======== DATA ENTRIES ========

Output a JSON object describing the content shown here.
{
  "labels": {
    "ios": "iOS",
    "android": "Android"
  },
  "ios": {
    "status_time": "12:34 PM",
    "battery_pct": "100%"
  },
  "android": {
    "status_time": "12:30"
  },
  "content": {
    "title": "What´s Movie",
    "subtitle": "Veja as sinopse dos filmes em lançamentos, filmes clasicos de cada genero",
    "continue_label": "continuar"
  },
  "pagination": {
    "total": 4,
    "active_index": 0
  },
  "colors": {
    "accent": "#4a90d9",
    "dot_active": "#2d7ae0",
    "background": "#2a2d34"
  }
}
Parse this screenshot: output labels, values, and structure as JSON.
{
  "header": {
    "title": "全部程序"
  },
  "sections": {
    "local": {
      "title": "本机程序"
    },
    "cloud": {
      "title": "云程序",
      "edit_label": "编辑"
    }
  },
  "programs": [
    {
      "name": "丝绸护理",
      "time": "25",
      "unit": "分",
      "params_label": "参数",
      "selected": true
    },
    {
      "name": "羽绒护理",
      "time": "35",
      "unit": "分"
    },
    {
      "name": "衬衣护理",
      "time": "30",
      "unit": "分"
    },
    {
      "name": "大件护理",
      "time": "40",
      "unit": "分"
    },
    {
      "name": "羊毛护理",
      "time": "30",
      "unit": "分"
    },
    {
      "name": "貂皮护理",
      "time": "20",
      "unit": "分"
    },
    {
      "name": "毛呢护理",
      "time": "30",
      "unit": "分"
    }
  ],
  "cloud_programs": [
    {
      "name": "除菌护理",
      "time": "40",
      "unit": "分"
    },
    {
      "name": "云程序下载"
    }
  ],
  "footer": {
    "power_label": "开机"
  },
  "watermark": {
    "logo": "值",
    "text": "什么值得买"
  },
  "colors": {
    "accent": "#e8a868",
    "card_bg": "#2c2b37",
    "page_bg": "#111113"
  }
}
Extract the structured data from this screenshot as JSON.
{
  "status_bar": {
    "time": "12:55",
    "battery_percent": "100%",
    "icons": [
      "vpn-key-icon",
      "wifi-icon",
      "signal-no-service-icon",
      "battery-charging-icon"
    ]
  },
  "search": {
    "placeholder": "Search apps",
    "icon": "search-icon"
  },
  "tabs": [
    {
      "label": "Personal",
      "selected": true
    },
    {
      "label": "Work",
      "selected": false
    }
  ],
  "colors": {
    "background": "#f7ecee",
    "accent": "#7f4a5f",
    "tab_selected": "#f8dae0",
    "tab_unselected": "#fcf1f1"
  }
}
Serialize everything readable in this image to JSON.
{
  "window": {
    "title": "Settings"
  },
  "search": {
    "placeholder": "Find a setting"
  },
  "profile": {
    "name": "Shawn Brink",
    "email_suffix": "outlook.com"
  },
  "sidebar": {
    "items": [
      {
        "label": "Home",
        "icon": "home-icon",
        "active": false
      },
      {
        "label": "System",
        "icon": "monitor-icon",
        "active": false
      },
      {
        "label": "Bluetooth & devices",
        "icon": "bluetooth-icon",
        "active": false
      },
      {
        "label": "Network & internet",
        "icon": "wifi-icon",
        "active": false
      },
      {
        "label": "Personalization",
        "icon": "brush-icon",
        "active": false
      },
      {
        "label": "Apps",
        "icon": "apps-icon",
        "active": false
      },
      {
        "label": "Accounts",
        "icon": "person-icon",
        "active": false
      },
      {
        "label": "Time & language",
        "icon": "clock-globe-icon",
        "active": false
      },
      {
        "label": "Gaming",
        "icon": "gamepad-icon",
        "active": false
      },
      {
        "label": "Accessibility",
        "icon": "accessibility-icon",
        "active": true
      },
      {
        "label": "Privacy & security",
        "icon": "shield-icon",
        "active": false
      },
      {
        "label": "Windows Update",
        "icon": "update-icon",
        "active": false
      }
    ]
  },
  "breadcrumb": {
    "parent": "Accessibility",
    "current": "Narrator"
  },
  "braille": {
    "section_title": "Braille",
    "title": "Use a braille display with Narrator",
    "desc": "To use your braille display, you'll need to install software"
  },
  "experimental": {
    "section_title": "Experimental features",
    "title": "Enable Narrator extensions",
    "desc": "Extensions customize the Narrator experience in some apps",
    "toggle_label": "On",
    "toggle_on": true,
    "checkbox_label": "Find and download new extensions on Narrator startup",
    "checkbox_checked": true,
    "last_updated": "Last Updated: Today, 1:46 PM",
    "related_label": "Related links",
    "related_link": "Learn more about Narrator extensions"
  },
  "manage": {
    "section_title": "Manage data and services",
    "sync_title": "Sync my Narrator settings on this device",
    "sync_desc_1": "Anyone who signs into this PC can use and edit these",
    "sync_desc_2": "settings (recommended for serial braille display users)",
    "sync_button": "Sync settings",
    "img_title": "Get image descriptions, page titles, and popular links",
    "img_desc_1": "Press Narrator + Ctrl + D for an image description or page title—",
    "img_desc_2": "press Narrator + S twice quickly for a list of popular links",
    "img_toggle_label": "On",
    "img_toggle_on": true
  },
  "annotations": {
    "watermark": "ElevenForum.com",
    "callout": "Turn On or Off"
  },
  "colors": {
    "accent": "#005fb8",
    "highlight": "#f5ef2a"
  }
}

========

-- REQUIREMENT --
Please output the complete data exactly.

-- ANSWER FOR THE TASK --
Output a JSON object describing the content shown here.
{
  "labels": {
    "ios": "iOS",
    "android": "Android"
  },
  "ios": {
    "status_time": "12:34 PM",
    "battery_pct": "100%"
  },
  "android": {
    "status_time": "12:30"
  },
  "content": {
    "title": "What´s Movie",
    "subtitle": "Veja as sinopse dos filmes em lançamentos, filmes clasicos de cada genero",
    "continue_label": "continuar"
  },
  "pagination": {
    "total": 4,
    "active_index": 0
  },
  "colors": {
    "accent": "#4a90d9",
    "dot_active": "#2d7ae0",
    "background": "#2a2d34"
  }
}
Parse this screenshot: output labels, values, and structure as JSON.
{
  "header": {
    "title": "全部程序"
  },
  "sections": {
    "local": {
      "title": "本机程序"
    },
    "cloud": {
      "title": "云程序",
      "edit_label": "编辑"
    }
  },
  "programs": [
    {
      "name": "丝绸护理",
      "time": "25",
      "unit": "分",
      "params_label": "参数",
      "selected": true
    },
    {
      "name": "羽绒护理",
      "time": "35",
      "unit": "分"
    },
    {
      "name": "衬衣护理",
      "time": "30",
      "unit": "分"
    },
    {
      "name": "大件护理",
      "time": "40",
      "unit": "分"
    },
    {
      "name": "羊毛护理",
      "time": "30",
      "unit": "分"
    },
    {
      "name": "貂皮护理",
      "time": "20",
      "unit": "分"
    },
    {
      "name": "毛呢护理",
      "time": "30",
      "unit": "分"
    }
  ],
  "cloud_programs": [
    {
      "name": "除菌护理",
      "time": "40",
      "unit": "分"
    },
    {
      "name": "云程序下载"
    }
  ],
  "footer": {
    "power_label": "开机"
  },
  "watermark": {
    "logo": "值",
    "text": "什么值得买"
  },
  "colors": {
    "accent": "#e8a868",
    "card_bg": "#2c2b37",
    "page_bg": "#111113"
  }
}
Extract the structured data from this screenshot as JSON.
{
  "status_bar": {
    "time": "12:55",
    "battery_percent": "100%",
    "icons": [
      "vpn-key-icon",
      "wifi-icon",
      "signal-no-service-icon",
      "battery-charging-icon"
    ]
  },
  "search": {
    "placeholder": "Search apps",
    "icon": "search-icon"
  },
  "tabs": [
    {
      "label": "Personal",
      "selected": true
    },
    {
      "label": "Work",
      "selected": false
    }
  ],
  "colors": {
    "background": "#f7ecee",
    "accent": "#7f4a5f",
    "tab_selected": "#f8dae0",
    "tab_unselected": "#fcf1f1"
  }
}
Serialize everything readable in this image to JSON.
{
  "window": {
    "title": "Settings"
  },
  "search": {
    "placeholder": "Find a setting"
  },
  "profile": {
    "name": "Shawn Brink",
    "email_suffix": "outlook.com"
  },
  "sidebar": {
    "items": [
      {
        "label": "Home",
        "icon": "home-icon",
        "active": false
      },
      {
        "label": "System",
        "icon": "monitor-icon",
        "active": false
      },
      {
        "label": "Bluetooth & devices",
        "icon": "bluetooth-icon",
        "active": false
      },
      {
        "label": "Network & internet",
        "icon": "wifi-icon",
        "active": false
      },
      {
        "label": "Personalization",
        "icon": "brush-icon",
        "active": false
      },
      {
        "label": "Apps",
        "icon": "apps-icon",
        "active": false
      },
      {
        "label": "Accounts",
        "icon": "person-icon",
        "active": false
      },
      {
        "label": "Time & language",
        "icon": "clock-globe-icon",
        "active": false
      },
      {
        "label": "Gaming",
        "icon": "gamepad-icon",
        "active": false
      },
      {
        "label": "Accessibility",
        "icon": "accessibility-icon",
        "active": true
      },
      {
        "label": "Privacy & security",
        "icon": "shield-icon",
        "active": false
      },
      {
        "label": "Windows Update",
        "icon": "update-icon",
        "active": false
      }
    ]
  },
  "breadcrumb": {
    "parent": "Accessibility",
    "current": "Narrator"
  },
  "braille": {
    "section_title": "Braille",
    "title": "Use a braille display with Narrator",
    "desc": "To use your braille display, you'll need to install software"
  },
  "experimental": {
    "section_title": "Experimental features",
    "title": "Enable Narrator extensions",
    "desc": "Extensions customize the Narrator experience in some apps",
    "toggle_label": "On",
    "toggle_on": true,
    "checkbox_label": "Find and download new extensions on Narrator startup",
    "checkbox_checked": true,
    "last_updated": "Last Updated: Today, 1:46 PM",
    "related_label": "Related links",
    "related_link": "Learn more about Narrator extensions"
  },
  "manage": {
    "section_title": "Manage data and services",
    "sync_title": "Sync my Narrator settings on this device",
    "sync_desc_1": "Anyone who signs into this PC can use and edit these",
    "sync_desc_2": "settings (recommended for serial braille display users)",
    "sync_button": "Sync settings",
    "img_title": "Get image descriptions, page titles, and popular links",
    "img_desc_1": "Press Narrator + Ctrl + D for an image description or page title—",
    "img_desc_2": "press Narrator + S twice quickly for a list of popular links",
    "img_toggle_label": "On",
    "img_toggle_on": true
  },
  "annotations": {
    "watermark": "ElevenForum.com",
    "callout": "Turn On or Off"
  },
  "colors": {
    "accent": "#005fb8",
    "highlight": "#f5ef2a"
  }
}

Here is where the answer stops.